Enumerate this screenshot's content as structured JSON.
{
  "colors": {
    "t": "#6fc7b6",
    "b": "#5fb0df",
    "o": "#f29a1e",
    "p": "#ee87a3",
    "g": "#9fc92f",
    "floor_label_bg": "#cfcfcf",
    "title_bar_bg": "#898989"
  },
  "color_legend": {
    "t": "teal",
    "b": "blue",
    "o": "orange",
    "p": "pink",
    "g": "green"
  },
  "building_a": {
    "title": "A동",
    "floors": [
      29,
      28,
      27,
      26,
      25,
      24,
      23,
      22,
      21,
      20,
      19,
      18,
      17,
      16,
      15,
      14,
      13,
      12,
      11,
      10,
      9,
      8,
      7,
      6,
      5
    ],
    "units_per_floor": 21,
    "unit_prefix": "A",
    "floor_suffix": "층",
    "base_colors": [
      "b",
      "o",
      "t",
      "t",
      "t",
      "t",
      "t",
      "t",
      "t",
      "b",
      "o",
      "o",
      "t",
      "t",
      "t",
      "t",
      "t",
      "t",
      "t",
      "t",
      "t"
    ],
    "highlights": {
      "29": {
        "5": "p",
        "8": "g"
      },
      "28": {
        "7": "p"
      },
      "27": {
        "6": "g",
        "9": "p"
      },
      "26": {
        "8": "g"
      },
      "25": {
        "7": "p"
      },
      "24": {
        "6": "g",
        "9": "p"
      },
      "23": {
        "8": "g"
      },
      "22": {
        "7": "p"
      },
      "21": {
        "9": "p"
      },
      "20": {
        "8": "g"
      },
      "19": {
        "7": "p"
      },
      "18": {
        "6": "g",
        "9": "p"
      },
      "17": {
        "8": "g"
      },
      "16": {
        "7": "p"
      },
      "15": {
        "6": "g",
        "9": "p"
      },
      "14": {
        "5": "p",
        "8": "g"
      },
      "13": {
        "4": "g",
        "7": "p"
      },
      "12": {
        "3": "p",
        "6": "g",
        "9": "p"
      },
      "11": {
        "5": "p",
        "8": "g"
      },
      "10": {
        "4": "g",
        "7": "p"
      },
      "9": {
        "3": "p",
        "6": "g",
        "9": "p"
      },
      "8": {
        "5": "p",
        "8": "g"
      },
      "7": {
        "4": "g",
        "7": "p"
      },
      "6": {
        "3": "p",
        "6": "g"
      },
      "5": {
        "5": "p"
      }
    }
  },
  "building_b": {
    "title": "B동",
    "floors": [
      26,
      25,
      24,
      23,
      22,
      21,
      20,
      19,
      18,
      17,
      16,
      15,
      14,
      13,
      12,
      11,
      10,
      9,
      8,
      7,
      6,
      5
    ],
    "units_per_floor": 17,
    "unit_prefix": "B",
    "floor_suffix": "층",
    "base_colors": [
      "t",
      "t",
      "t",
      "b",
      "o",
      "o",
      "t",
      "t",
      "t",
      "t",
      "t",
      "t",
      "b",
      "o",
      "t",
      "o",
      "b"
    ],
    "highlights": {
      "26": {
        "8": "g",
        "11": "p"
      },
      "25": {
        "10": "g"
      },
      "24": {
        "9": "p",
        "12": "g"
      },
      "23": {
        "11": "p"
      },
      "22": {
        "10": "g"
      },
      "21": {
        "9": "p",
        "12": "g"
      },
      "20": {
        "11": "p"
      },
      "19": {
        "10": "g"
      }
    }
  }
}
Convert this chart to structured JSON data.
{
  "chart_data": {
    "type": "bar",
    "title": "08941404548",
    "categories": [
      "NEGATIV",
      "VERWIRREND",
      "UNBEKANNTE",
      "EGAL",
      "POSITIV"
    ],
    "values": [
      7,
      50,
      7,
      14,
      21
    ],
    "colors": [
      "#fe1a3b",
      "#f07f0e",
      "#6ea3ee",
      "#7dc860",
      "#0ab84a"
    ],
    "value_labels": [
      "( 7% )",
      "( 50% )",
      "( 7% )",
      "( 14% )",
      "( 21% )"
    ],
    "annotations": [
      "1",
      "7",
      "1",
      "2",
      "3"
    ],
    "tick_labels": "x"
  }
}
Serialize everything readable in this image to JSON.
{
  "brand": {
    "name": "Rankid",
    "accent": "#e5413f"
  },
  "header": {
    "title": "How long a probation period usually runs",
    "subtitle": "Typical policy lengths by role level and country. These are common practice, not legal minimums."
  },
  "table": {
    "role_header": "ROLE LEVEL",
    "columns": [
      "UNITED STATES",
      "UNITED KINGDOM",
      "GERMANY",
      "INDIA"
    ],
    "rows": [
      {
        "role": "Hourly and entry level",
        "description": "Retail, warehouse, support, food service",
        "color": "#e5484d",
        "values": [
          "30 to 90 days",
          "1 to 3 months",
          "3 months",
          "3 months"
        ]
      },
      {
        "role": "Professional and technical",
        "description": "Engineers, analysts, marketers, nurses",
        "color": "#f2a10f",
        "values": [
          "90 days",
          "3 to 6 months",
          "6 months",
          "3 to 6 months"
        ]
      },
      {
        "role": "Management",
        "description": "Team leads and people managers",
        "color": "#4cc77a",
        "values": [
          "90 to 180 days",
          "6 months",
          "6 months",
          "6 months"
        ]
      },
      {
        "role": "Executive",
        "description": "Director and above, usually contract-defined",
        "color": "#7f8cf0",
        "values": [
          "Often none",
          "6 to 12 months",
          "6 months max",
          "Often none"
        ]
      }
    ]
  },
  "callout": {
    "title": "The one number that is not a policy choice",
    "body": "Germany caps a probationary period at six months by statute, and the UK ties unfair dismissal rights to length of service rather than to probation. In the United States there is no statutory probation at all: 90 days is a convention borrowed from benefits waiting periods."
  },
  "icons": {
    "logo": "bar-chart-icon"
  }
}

**What is asked:**
Go over the records above and tally the lines with the word "service" in them. Give the number alone.

**Expected output:**
2